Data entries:
■ ■ ■
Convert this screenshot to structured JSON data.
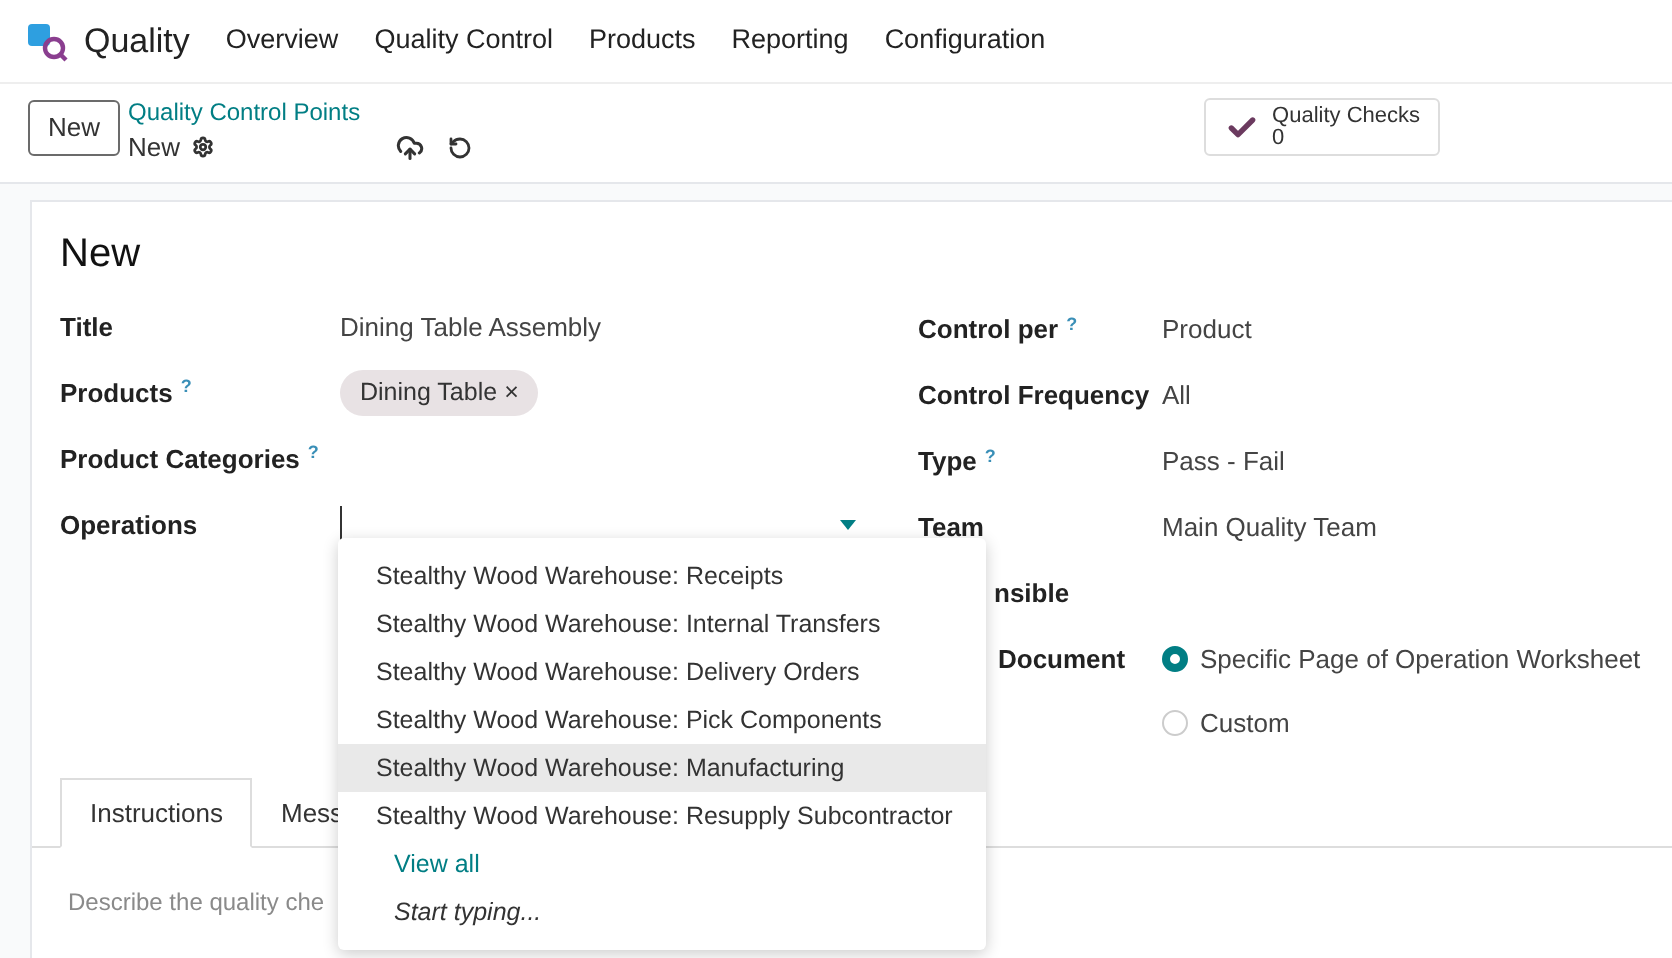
{
  "navbar": {
    "app_name": "Quality",
    "menu": [
      "Overview",
      "Quality Control",
      "Products",
      "Reporting",
      "Configuration"
    ]
  },
  "control_panel": {
    "new_button": "New",
    "breadcrumb": "Quality Control Points",
    "record_name": "New",
    "smart_button": {
      "label": "Quality Checks",
      "count": "0"
    }
  },
  "form": {
    "title": "New",
    "left_fields": [
      {
        "kind": "text",
        "label": "Title",
        "value": "Dining Table Assembly"
      },
      {
        "kind": "tags",
        "label": "Products",
        "help": "?",
        "tags": [
          {
            "label": "Dining Table",
            "remove": "×"
          }
        ]
      },
      {
        "kind": "text",
        "label": "Product Categories",
        "help": "?"
      },
      {
        "kind": "select",
        "label": "Operations"
      }
    ],
    "right_fields": [
      {
        "kind": "text",
        "label": "Control per",
        "help": "?",
        "value": "Product"
      },
      {
        "kind": "text",
        "label": "Control Frequency",
        "value": "All"
      },
      {
        "kind": "text",
        "label": "Type",
        "help": "?",
        "value": "Pass - Fail"
      },
      {
        "kind": "text",
        "label": "Team",
        "value": "Main Quality Team"
      },
      {
        "kind": "covered",
        "label": "nsible"
      },
      {
        "kind": "radio",
        "label": "Document",
        "options": [
          {
            "label": "Specific Page of Operation Worksheet",
            "selected": true
          },
          {
            "label": "Custom",
            "selected": false
          }
        ]
      }
    ],
    "tabs": [
      {
        "label": "Instructions",
        "selected": true
      },
      {
        "label": "Mess",
        "selected": false
      }
    ],
    "placeholder": "Describe the quality che"
  },
  "dropdown": {
    "items": [
      {
        "label": "Stealthy Wood Warehouse: Receipts",
        "selected": false
      },
      {
        "label": "Stealthy Wood Warehouse: Internal Transfers",
        "selected": false
      },
      {
        "label": "Stealthy Wood Warehouse: Delivery Orders",
        "selected": false
      },
      {
        "label": "Stealthy Wood Warehouse: Pick Components",
        "selected": false
      },
      {
        "label": "Stealthy Wood Warehouse: Manufacturing",
        "selected": true
      },
      {
        "label": "Stealthy Wood Warehouse: Resupply Subcontractor",
        "selected": false
      }
    ],
    "view_all": "View all",
    "start_typing": "Start typing..."
  }
}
■ ■ ■
YOUR OBJECTIVE —
Transcribe the listing in full and omit the pictures.

ANSWER FOR THIS EXERCISE —
Convert this screenshot to structured JSON data.
{
  "navbar": {
    "app_name": "Quality",
    "menu": [
      "Overview",
      "Quality Control",
      "Products",
      "Reporting",
      "Configuration"
    ]
  },
  "control_panel": {
    "new_button": "New",
    "breadcrumb": "Quality Control Points",
    "record_name": "New",
    "smart_button": {
      "label": "Quality Checks",
      "count": "0"
    }
  },
  "form": {
    "title": "New",
    "left_fields": [
      {
        "kind": "text",
        "label": "Title",
        "value": "Dining Table Assembly"
      },
      {
        "kind": "tags",
        "label": "Products",
        "help": "?",
        "tags": [
          {
            "label": "Dining Table",
            "remove": "×"
          }
        ]
      },
      {
        "kind": "text",
        "label": "Product Categories",
        "help": "?"
      },
      {
        "kind": "select",
        "label": "Operations"
      }
    ],
    "right_fields": [
      {
        "kind": "text",
        "label": "Control per",
        "help": "?",
        "value": "Product"
      },
      {
        "kind": "text",
        "label": "Control Frequency",
        "value": "All"
      },
      {
        "kind": "text",
        "label": "Type",
        "help": "?",
        "value": "Pass - Fail"
      },
      {
        "kind": "text",
        "label": "Team",
        "value": "Main Quality Team"
      },
      {
        "kind": "covered",
        "label": "nsible"
      },
      {
        "kind": "radio",
        "label": "Document",
        "options": [
          {
            "label": "Specific Page of Operation Worksheet",
            "selected": true
          },
          {
            "label": "Custom",
            "selected": false
          }
        ]
      }
    ],
    "tabs": [
      {
        "label": "Instructions",
        "selected": true
      },
      {
        "label": "Mess",
        "selected": false
      }
    ],
    "placeholder": "Describe the quality che"
  },
  "dropdown": {
    "items": [
      {
        "label": "Stealthy Wood Warehouse: Receipts",
        "selected": false
      },
      {
        "label": "Stealthy Wood Warehouse: Internal Transfers",
        "selected": false
      },
      {
        "label": "Stealthy Wood Warehouse: Delivery Orders",
        "selected": false
      },
      {
        "label": "Stealthy Wood Warehouse: Pick Components",
        "selected": false
      },
      {
        "label": "Stealthy Wood Warehouse: Manufacturing",
        "selected": true
      },
      {
        "label": "Stealthy Wood Warehouse: Resupply Subcontractor",
        "selected": false
      }
    ],
    "view_all": "View all",
    "start_typing": "Start typing..."
  }
}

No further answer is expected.